RECORDS TO PROCESS ▸
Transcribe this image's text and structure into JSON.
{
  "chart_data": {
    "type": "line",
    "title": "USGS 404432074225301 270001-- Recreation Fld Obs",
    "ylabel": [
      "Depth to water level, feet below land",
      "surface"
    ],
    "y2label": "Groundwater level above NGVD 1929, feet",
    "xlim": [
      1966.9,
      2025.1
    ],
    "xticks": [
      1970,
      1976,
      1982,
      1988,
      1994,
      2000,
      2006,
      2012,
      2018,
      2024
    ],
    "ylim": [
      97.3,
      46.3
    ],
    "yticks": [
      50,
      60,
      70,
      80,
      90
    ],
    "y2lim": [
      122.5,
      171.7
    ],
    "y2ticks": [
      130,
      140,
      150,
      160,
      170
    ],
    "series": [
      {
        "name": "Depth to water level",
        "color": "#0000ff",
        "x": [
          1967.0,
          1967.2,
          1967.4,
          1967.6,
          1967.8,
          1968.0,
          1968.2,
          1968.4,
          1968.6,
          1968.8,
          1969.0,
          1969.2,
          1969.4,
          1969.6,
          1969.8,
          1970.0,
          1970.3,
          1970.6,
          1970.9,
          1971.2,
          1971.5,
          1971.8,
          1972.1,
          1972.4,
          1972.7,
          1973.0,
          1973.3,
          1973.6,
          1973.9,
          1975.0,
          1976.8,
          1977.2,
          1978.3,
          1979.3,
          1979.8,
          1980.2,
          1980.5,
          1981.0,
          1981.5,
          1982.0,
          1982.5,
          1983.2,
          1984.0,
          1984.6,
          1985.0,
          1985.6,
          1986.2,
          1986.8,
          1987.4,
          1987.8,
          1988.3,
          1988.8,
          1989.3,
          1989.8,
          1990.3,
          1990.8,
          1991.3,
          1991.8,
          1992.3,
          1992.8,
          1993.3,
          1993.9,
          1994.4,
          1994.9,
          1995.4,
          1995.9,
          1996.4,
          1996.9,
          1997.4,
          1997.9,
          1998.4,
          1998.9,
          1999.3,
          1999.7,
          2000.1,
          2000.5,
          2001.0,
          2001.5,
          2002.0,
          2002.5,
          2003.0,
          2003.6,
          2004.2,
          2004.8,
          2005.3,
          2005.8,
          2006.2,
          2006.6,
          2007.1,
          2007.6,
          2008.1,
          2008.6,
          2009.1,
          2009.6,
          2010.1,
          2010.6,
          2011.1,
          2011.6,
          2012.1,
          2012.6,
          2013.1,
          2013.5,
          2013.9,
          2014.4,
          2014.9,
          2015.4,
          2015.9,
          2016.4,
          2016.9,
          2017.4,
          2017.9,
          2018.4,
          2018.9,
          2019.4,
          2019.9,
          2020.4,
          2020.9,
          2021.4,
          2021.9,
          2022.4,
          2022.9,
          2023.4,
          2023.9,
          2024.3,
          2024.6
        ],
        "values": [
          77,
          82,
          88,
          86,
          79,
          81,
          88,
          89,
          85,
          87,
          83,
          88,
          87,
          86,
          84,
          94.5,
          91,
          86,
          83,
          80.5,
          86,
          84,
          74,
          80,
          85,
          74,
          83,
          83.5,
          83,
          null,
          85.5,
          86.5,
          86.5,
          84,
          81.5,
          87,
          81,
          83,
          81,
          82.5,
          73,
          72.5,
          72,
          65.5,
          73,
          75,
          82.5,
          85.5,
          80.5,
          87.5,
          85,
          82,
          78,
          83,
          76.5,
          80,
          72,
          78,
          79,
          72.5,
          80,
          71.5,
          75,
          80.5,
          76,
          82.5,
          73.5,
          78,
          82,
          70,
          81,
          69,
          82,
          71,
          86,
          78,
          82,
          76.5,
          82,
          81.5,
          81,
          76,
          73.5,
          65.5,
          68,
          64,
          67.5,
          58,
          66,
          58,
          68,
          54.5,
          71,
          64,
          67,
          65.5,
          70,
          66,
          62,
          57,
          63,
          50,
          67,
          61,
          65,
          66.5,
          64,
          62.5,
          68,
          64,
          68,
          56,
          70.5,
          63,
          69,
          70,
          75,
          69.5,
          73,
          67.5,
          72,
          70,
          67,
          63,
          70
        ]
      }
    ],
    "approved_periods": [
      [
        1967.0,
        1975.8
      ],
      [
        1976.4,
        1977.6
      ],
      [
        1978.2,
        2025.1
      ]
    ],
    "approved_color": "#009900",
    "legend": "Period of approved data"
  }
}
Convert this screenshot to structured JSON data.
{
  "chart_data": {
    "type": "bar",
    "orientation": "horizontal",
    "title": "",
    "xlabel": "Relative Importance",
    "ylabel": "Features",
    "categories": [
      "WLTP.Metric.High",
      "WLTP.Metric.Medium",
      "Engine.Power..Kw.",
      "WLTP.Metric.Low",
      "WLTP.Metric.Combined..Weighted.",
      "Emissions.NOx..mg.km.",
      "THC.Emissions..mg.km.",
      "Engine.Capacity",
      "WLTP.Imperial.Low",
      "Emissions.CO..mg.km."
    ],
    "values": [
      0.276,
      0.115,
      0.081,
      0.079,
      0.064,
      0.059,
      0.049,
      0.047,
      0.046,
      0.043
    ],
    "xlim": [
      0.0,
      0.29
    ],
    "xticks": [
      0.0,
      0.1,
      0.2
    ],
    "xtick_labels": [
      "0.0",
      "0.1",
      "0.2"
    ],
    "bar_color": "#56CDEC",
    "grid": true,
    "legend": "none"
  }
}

YOUR TASK ▸ Your task is to repeat the data exactly; please include every line.

THE REPLY ▸
Transcribe this image's text and structure into JSON.
{
  "chart_data": {
    "type": "line",
    "title": "USGS 404432074225301 270001-- Recreation Fld Obs",
    "ylabel": [
      "Depth to water level, feet below land",
      "surface"
    ],
    "y2label": "Groundwater level above NGVD 1929, feet",
    "xlim": [
      1966.9,
      2025.1
    ],
    "xticks": [
      1970,
      1976,
      1982,
      1988,
      1994,
      2000,
      2006,
      2012,
      2018,
      2024
    ],
    "ylim": [
      97.3,
      46.3
    ],
    "yticks": [
      50,
      60,
      70,
      80,
      90
    ],
    "y2lim": [
      122.5,
      171.7
    ],
    "y2ticks": [
      130,
      140,
      150,
      160,
      170
    ],
    "series": [
      {
        "name": "Depth to water level",
        "color": "#0000ff",
        "x": [
          1967.0,
          1967.2,
          1967.4,
          1967.6,
          1967.8,
          1968.0,
          1968.2,
          1968.4,
          1968.6,
          1968.8,
          1969.0,
          1969.2,
          1969.4,
          1969.6,
          1969.8,
          1970.0,
          1970.3,
          1970.6,
          1970.9,
          1971.2,
          1971.5,
          1971.8,
          1972.1,
          1972.4,
          1972.7,
          1973.0,
          1973.3,
          1973.6,
          1973.9,
          1975.0,
          1976.8,
          1977.2,
          1978.3,
          1979.3,
          1979.8,
          1980.2,
          1980.5,
          1981.0,
          1981.5,
          1982.0,
          1982.5,
          1983.2,
          1984.0,
          1984.6,
          1985.0,
          1985.6,
          1986.2,
          1986.8,
          1987.4,
          1987.8,
          1988.3,
          1988.8,
          1989.3,
          1989.8,
          1990.3,
          1990.8,
          1991.3,
          1991.8,
          1992.3,
          1992.8,
          1993.3,
          1993.9,
          1994.4,
          1994.9,
          1995.4,
          1995.9,
          1996.4,
          1996.9,
          1997.4,
          1997.9,
          1998.4,
          1998.9,
          1999.3,
          1999.7,
          2000.1,
          2000.5,
          2001.0,
          2001.5,
          2002.0,
          2002.5,
          2003.0,
          2003.6,
          2004.2,
          2004.8,
          2005.3,
          2005.8,
          2006.2,
          2006.6,
          2007.1,
          2007.6,
          2008.1,
          2008.6,
          2009.1,
          2009.6,
          2010.1,
          2010.6,
          2011.1,
          2011.6,
          2012.1,
          2012.6,
          2013.1,
          2013.5,
          2013.9,
          2014.4,
          2014.9,
          2015.4,
          2015.9,
          2016.4,
          2016.9,
          2017.4,
          2017.9,
          2018.4,
          2018.9,
          2019.4,
          2019.9,
          2020.4,
          2020.9,
          2021.4,
          2021.9,
          2022.4,
          2022.9,
          2023.4,
          2023.9,
          2024.3,
          2024.6
        ],
        "values": [
          77,
          82,
          88,
          86,
          79,
          81,
          88,
          89,
          85,
          87,
          83,
          88,
          87,
          86,
          84,
          94.5,
          91,
          86,
          83,
          80.5,
          86,
          84,
          74,
          80,
          85,
          74,
          83,
          83.5,
          83,
          null,
          85.5,
          86.5,
          86.5,
          84,
          81.5,
          87,
          81,
          83,
          81,
          82.5,
          73,
          72.5,
          72,
          65.5,
          73,
          75,
          82.5,
          85.5,
          80.5,
          87.5,
          85,
          82,
          78,
          83,
          76.5,
          80,
          72,
          78,
          79,
          72.5,
          80,
          71.5,
          75,
          80.5,
          76,
          82.5,
          73.5,
          78,
          82,
          70,
          81,
          69,
          82,
          71,
          86,
          78,
          82,
          76.5,
          82,
          81.5,
          81,
          76,
          73.5,
          65.5,
          68,
          64,
          67.5,
          58,
          66,
          58,
          68,
          54.5,
          71,
          64,
          67,
          65.5,
          70,
          66,
          62,
          57,
          63,
          50,
          67,
          61,
          65,
          66.5,
          64,
          62.5,
          68,
          64,
          68,
          56,
          70.5,
          63,
          69,
          70,
          75,
          69.5,
          73,
          67.5,
          72,
          70,
          67,
          63,
          70
        ]
      }
    ],
    "approved_periods": [
      [
        1967.0,
        1975.8
      ],
      [
        1976.4,
        1977.6
      ],
      [
        1978.2,
        2025.1
      ]
    ],
    "approved_color": "#009900",
    "legend": "Period of approved data"
  }
}
Convert this screenshot to structured JSON data.
{
  "chart_data": {
    "type": "bar",
    "orientation": "horizontal",
    "title": "",
    "xlabel": "Relative Importance",
    "ylabel": "Features",
    "categories": [
      "WLTP.Metric.High",
      "WLTP.Metric.Medium",
      "Engine.Power..Kw.",
      "WLTP.Metric.Low",
      "WLTP.Metric.Combined..Weighted.",
      "Emissions.NOx..mg.km.",
      "THC.Emissions..mg.km.",
      "Engine.Capacity",
      "WLTP.Imperial.Low",
      "Emissions.CO..mg.km."
    ],
    "values": [
      0.276,
      0.115,
      0.081,
      0.079,
      0.064,
      0.059,
      0.049,
      0.047,
      0.046,
      0.043
    ],
    "xlim": [
      0.0,
      0.29
    ],
    "xticks": [
      0.0,
      0.1,
      0.2
    ],
    "xtick_labels": [
      "0.0",
      "0.1",
      "0.2"
    ],
    "bar_color": "#56CDEC",
    "grid": true,
    "legend": "none"
  }
}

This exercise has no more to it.